Direction
Skip the images and copy each record exactly as written.

Records supplied
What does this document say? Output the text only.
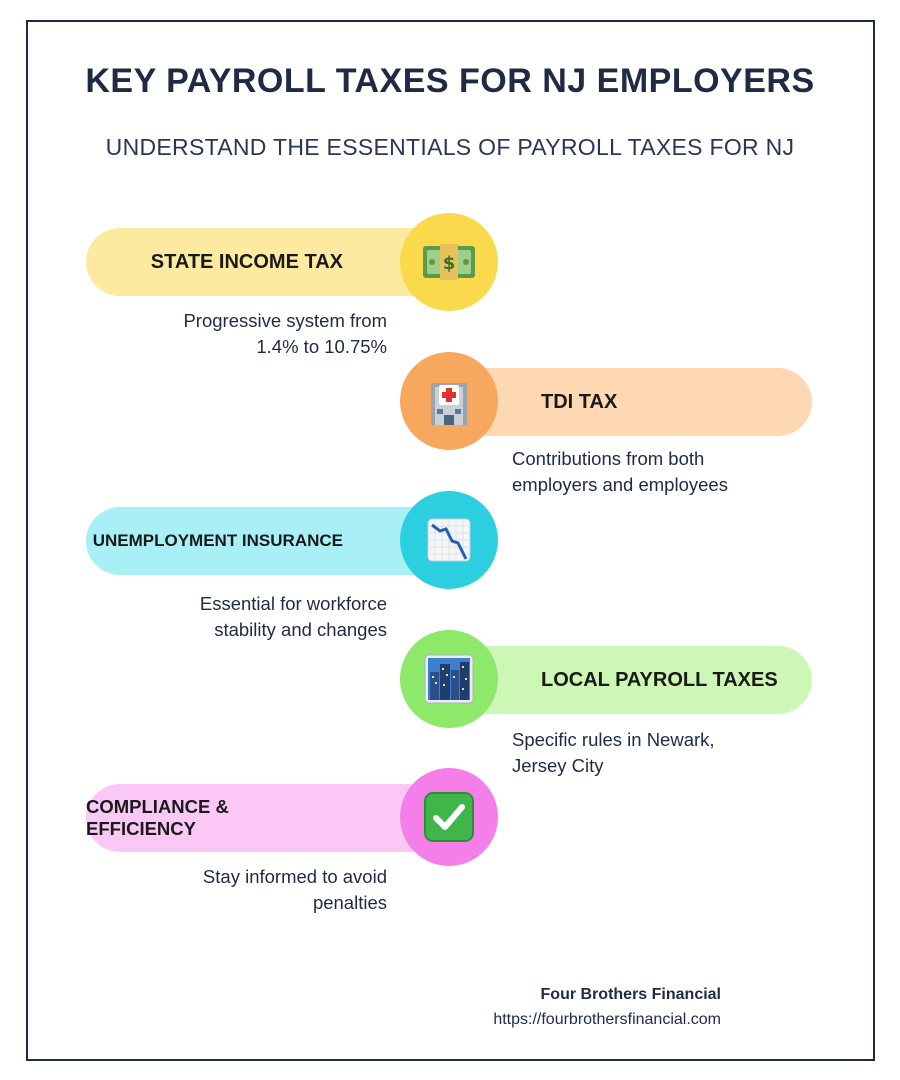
KEY PAYROLL TAXES FOR NJ EMPLOYERS
UNDERSTAND THE ESSENTIALS OF PAYROLL TAXES FOR NJ
STATE INCOME TAX	$
Progressive system from
1.4% to 10.75%
TDI TAX
Contributions from both
employers and employees
UNEMPLOYMENT INSURANCE
Essential for workforce
stability and changes
LOCAL PAYROLL TAXES
Specific rules in Newark,
Jersey City
COMPLIANCE & EFFICIENCY
Stay informed to avoid
penalties
Four Brothers Financial
https://fourbrothersfinancial.com
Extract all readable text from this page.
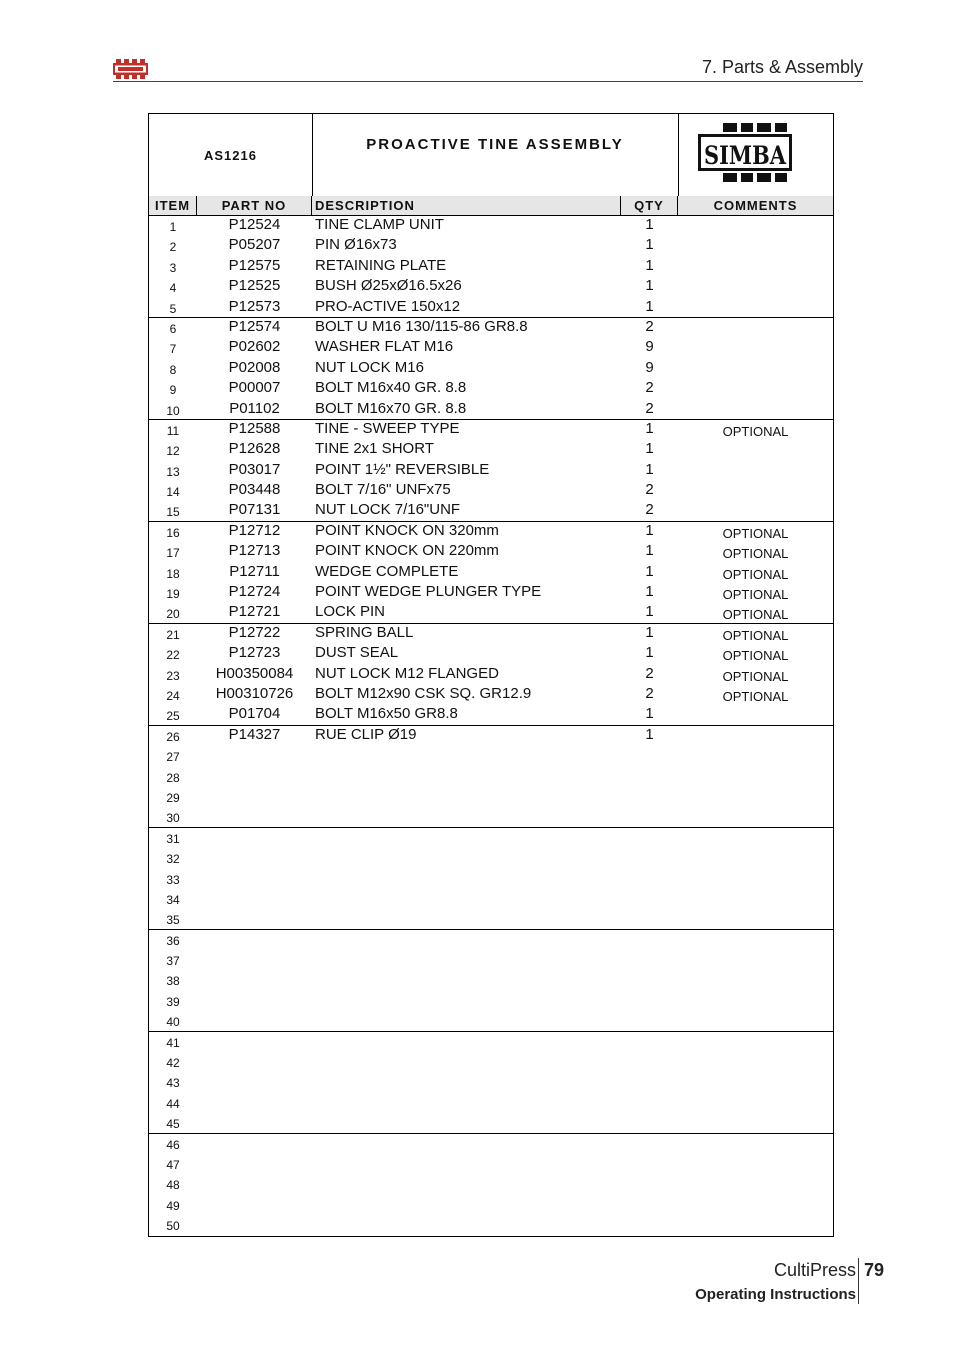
7. Parts & Assembly
AS1216
PROACTIVE TINE ASSEMBLY	SIMBA
ITEM	PART NO	DESCRIPTION	QTY	COMMENTS
1	P12524	TINE CLAMP UNIT	1
2	P05207	PIN Ø16x73	1
3	P12575	RETAINING PLATE	1
4	P12525	BUSH Ø25xØ16.5x26	1
5	P12573	PRO-ACTIVE 150x12	1
6	P12574	BOLT U M16 130/115-86 GR8.8	2
7	P02602	WASHER FLAT M16	9
8	P02008	NUT LOCK M16	9
9	P00007	BOLT M16x40 GR. 8.8	2
10	P01102	BOLT M16x70 GR. 8.8	2
11	P12588	TINE - SWEEP TYPE	1	OPTIONAL
12	P12628	TINE 2x1 SHORT	1
13	P03017	POINT 1½" REVERSIBLE	1
14	P03448	BOLT 7/16" UNFx75	2
15	P07131	NUT LOCK 7/16"UNF	2
16	P12712	POINT KNOCK ON 320mm	1	OPTIONAL
17	P12713	POINT KNOCK ON 220mm	1	OPTIONAL
18	P12711	WEDGE COMPLETE	1	OPTIONAL
19	P12724	POINT WEDGE PLUNGER TYPE	1	OPTIONAL
20	P12721	LOCK PIN	1	OPTIONAL
21	P12722	SPRING BALL	1	OPTIONAL
22	P12723	DUST SEAL	1	OPTIONAL
23	H00350084	NUT LOCK M12 FLANGED	2	OPTIONAL
24	H00310726	BOLT M12x90 CSK SQ. GR12.9	2	OPTIONAL
25	P01704	BOLT M16x50 GR8.8	1
26	P14327	RUE CLIP Ø19	1
27
28
29
30
31
32
33
34
35
36
37
38
39
40
41
42
43
44
45
46
47
48
49
50
CultiPress 79
Operating Instructions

Response to the task
What does this document say? Output the text only.
KEY PAYROLL TAXES FOR NJ EMPLOYERS
UNDERSTAND THE ESSENTIALS OF PAYROLL TAXES FOR NJ
STATE INCOME TAX	$
Progressive system from
1.4% to 10.75%
TDI TAX
Contributions from both
employers and employees
UNEMPLOYMENT INSURANCE
Essential for workforce
stability and changes
LOCAL PAYROLL TAXES
Specific rules in Newark,
Jersey City
COMPLIANCE & EFFICIENCY
Stay informed to avoid
penalties
Four Brothers Financial
https://fourbrothersfinancial.com
Extract all readable text from this page.
7. Parts & Assembly
AS1216
PROACTIVE TINE ASSEMBLY	SIMBA
ITEM	PART NO	DESCRIPTION	QTY	COMMENTS
1	P12524	TINE CLAMP UNIT	1
2	P05207	PIN Ø16x73	1
3	P12575	RETAINING PLATE	1
4	P12525	BUSH Ø25xØ16.5x26	1
5	P12573	PRO-ACTIVE 150x12	1
6	P12574	BOLT U M16 130/115-86 GR8.8	2
7	P02602	WASHER FLAT M16	9
8	P02008	NUT LOCK M16	9
9	P00007	BOLT M16x40 GR. 8.8	2
10	P01102	BOLT M16x70 GR. 8.8	2
11	P12588	TINE - SWEEP TYPE	1	OPTIONAL
12	P12628	TINE 2x1 SHORT	1
13	P03017	POINT 1½" REVERSIBLE	1
14	P03448	BOLT 7/16" UNFx75	2
15	P07131	NUT LOCK 7/16"UNF	2
16	P12712	POINT KNOCK ON 320mm	1	OPTIONAL
17	P12713	POINT KNOCK ON 220mm	1	OPTIONAL
18	P12711	WEDGE COMPLETE	1	OPTIONAL
19	P12724	POINT WEDGE PLUNGER TYPE	1	OPTIONAL
20	P12721	LOCK PIN	1	OPTIONAL
21	P12722	SPRING BALL	1	OPTIONAL
22	P12723	DUST SEAL	1	OPTIONAL
23	H00350084	NUT LOCK M12 FLANGED	2	OPTIONAL
24	H00310726	BOLT M12x90 CSK SQ. GR12.9	2	OPTIONAL
25	P01704	BOLT M16x50 GR8.8	1
26	P14327	RUE CLIP Ø19	1
27
28
29
30
31
32
33
34
35
36
37
38
39
40
41
42
43
44
45
46
47
48
49
50
CultiPress 79
Operating Instructions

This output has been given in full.